_WORK REQUIRED_
Reproduce the following data verbatim, all of it, with no changes.

Recorded data
☆ ☆ ☆ ☆ ☆
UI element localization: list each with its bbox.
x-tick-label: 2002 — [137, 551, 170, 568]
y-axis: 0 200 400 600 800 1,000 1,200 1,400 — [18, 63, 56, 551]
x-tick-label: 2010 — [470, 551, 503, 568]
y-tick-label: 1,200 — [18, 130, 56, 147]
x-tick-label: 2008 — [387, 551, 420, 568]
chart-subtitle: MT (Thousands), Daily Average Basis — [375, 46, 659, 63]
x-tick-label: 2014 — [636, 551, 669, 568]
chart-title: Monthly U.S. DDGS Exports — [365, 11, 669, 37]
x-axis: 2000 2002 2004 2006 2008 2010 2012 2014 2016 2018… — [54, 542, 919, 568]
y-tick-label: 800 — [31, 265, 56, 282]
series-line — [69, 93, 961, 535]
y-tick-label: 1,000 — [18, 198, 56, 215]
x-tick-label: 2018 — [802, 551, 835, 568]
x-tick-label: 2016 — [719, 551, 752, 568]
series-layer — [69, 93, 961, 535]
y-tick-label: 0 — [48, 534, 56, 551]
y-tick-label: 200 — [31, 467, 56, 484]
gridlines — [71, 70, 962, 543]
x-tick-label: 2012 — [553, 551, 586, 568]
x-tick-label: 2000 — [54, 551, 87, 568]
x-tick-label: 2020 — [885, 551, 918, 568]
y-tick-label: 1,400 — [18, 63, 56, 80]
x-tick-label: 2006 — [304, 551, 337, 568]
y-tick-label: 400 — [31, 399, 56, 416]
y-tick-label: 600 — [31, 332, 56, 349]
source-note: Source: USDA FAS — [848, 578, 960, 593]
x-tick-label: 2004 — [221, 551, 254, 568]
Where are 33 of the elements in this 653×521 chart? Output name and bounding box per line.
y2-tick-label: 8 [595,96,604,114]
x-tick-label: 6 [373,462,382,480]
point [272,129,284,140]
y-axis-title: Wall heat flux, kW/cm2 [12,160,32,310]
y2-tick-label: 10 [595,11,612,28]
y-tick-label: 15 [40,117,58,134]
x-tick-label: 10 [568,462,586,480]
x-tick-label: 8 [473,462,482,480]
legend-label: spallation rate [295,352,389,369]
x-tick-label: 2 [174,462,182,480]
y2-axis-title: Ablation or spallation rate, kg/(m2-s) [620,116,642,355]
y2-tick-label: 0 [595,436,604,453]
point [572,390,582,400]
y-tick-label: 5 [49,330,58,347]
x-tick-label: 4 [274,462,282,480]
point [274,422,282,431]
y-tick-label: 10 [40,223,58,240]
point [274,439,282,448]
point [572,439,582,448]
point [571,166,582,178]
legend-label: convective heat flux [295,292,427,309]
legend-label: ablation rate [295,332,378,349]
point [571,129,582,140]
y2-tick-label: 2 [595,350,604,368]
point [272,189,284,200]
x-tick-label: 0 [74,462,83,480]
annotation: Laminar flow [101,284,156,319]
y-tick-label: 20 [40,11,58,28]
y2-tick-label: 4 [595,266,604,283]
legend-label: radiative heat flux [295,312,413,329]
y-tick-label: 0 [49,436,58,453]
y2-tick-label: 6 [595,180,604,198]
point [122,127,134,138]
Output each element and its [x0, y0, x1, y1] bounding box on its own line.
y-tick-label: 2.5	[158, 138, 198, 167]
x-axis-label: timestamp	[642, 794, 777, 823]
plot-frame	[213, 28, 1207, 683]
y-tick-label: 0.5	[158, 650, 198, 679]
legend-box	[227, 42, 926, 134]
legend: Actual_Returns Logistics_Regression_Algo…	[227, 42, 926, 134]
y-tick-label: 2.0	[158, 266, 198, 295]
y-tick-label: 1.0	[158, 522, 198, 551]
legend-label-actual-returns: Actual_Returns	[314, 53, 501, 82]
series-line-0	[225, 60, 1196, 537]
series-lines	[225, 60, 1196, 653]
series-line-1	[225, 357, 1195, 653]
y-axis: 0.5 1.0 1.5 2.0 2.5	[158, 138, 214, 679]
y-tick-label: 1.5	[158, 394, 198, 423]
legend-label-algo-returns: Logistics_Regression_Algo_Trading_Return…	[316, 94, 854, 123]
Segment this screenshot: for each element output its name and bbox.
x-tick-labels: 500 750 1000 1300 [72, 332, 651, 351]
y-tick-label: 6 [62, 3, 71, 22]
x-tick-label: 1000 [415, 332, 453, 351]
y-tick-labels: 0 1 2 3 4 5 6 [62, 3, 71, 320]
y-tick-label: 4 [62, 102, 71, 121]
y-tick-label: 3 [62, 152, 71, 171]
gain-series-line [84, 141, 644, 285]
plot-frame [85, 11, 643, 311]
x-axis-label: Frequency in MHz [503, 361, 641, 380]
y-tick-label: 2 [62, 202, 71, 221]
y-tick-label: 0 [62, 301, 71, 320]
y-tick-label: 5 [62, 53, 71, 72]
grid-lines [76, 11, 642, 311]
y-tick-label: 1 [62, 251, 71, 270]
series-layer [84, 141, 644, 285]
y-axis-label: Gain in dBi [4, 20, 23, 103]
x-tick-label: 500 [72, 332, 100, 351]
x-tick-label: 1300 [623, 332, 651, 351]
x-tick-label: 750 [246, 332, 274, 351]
☆ ☆ ☆ ☆ ☆
_CORRECT RESPONSE_
UI element localization: list each with its bbox.
x-tick-label: 2002 — [137, 551, 170, 568]
y-axis: 0 200 400 600 800 1,000 1,200 1,400 — [18, 63, 56, 551]
x-tick-label: 2010 — [470, 551, 503, 568]
y-tick-label: 1,200 — [18, 130, 56, 147]
x-tick-label: 2008 — [387, 551, 420, 568]
chart-subtitle: MT (Thousands), Daily Average Basis — [375, 46, 659, 63]
x-tick-label: 2014 — [636, 551, 669, 568]
chart-title: Monthly U.S. DDGS Exports — [365, 11, 669, 37]
x-axis: 2000 2002 2004 2006 2008 2010 2012 2014 2016 2018… — [54, 542, 919, 568]
y-tick-label: 800 — [31, 265, 56, 282]
series-line — [69, 93, 961, 535]
y-tick-label: 1,000 — [18, 198, 56, 215]
x-tick-label: 2018 — [802, 551, 835, 568]
x-tick-label: 2016 — [719, 551, 752, 568]
series-layer — [69, 93, 961, 535]
y-tick-label: 0 — [48, 534, 56, 551]
y-tick-label: 200 — [31, 467, 56, 484]
gridlines — [71, 70, 962, 543]
x-tick-label: 2012 — [553, 551, 586, 568]
x-tick-label: 2000 — [54, 551, 87, 568]
x-tick-label: 2020 — [885, 551, 918, 568]
y-tick-label: 1,400 — [18, 63, 56, 80]
x-tick-label: 2006 — [304, 551, 337, 568]
y-tick-label: 400 — [31, 399, 56, 416]
y-tick-label: 600 — [31, 332, 56, 349]
source-note: Source: USDA FAS — [848, 578, 960, 593]
x-tick-label: 2004 — [221, 551, 254, 568]
Where are 33 of the elements in this 653×521 chart? Output name and bounding box per line.
y2-tick-label: 8 [595,96,604,114]
x-tick-label: 6 [373,462,382,480]
point [272,129,284,140]
y-axis-title: Wall heat flux, kW/cm2 [12,160,32,310]
y2-tick-label: 10 [595,11,612,28]
y-tick-label: 15 [40,117,58,134]
x-tick-label: 10 [568,462,586,480]
x-tick-label: 8 [473,462,482,480]
legend-label: spallation rate [295,352,389,369]
x-tick-label: 2 [174,462,182,480]
y2-axis-title: Ablation or spallation rate, kg/(m2-s) [620,116,642,355]
y2-tick-label: 0 [595,436,604,453]
point [572,390,582,400]
y-tick-label: 5 [49,330,58,347]
x-tick-label: 4 [274,462,282,480]
point [274,422,282,431]
y-tick-label: 10 [40,223,58,240]
point [274,439,282,448]
point [572,439,582,448]
point [571,166,582,178]
legend-label: convective heat flux [295,292,427,309]
legend-label: ablation rate [295,332,378,349]
point [571,129,582,140]
y2-tick-label: 2 [595,350,604,368]
point [272,189,284,200]
x-tick-label: 0 [74,462,83,480]
annotation: Laminar flow [101,284,156,319]
y-tick-label: 20 [40,11,58,28]
y2-tick-label: 4 [595,266,604,283]
legend-label: radiative heat flux [295,312,413,329]
y-tick-label: 0 [49,436,58,453]
y2-tick-label: 6 [595,180,604,198]
point [122,127,134,138]
Output each element and its [x0, y0, x1, y1] bounding box on its own line.
y-tick-label: 2.5	[158, 138, 198, 167]
x-axis-label: timestamp	[642, 794, 777, 823]
plot-frame	[213, 28, 1207, 683]
y-tick-label: 0.5	[158, 650, 198, 679]
legend-box	[227, 42, 926, 134]
legend: Actual_Returns Logistics_Regression_Algo…	[227, 42, 926, 134]
y-tick-label: 2.0	[158, 266, 198, 295]
y-tick-label: 1.0	[158, 522, 198, 551]
legend-label-actual-returns: Actual_Returns	[314, 53, 501, 82]
series-line-0	[225, 60, 1196, 537]
series-lines	[225, 60, 1196, 653]
series-line-1	[225, 357, 1195, 653]
y-axis: 0.5 1.0 1.5 2.0 2.5	[158, 138, 214, 679]
y-tick-label: 1.5	[158, 394, 198, 423]
legend-label-algo-returns: Logistics_Regression_Algo_Trading_Return…	[316, 94, 854, 123]
Segment this screenshot: for each element output its name and bbox.
x-tick-labels: 500 750 1000 1300 [72, 332, 651, 351]
y-tick-label: 6 [62, 3, 71, 22]
x-tick-label: 1000 [415, 332, 453, 351]
y-tick-labels: 0 1 2 3 4 5 6 [62, 3, 71, 320]
y-tick-label: 4 [62, 102, 71, 121]
y-tick-label: 3 [62, 152, 71, 171]
gain-series-line [84, 141, 644, 285]
plot-frame [85, 11, 643, 311]
x-axis-label: Frequency in MHz [503, 361, 641, 380]
y-tick-label: 2 [62, 202, 71, 221]
y-tick-label: 0 [62, 301, 71, 320]
y-tick-label: 5 [62, 53, 71, 72]
grid-lines [76, 11, 642, 311]
y-tick-label: 1 [62, 251, 71, 270]
series-layer [84, 141, 644, 285]
y-axis-label: Gain in dBi [4, 20, 23, 103]
x-tick-label: 500 [72, 332, 100, 351]
x-tick-label: 1300 [623, 332, 651, 351]
x-tick-label: 750 [246, 332, 274, 351]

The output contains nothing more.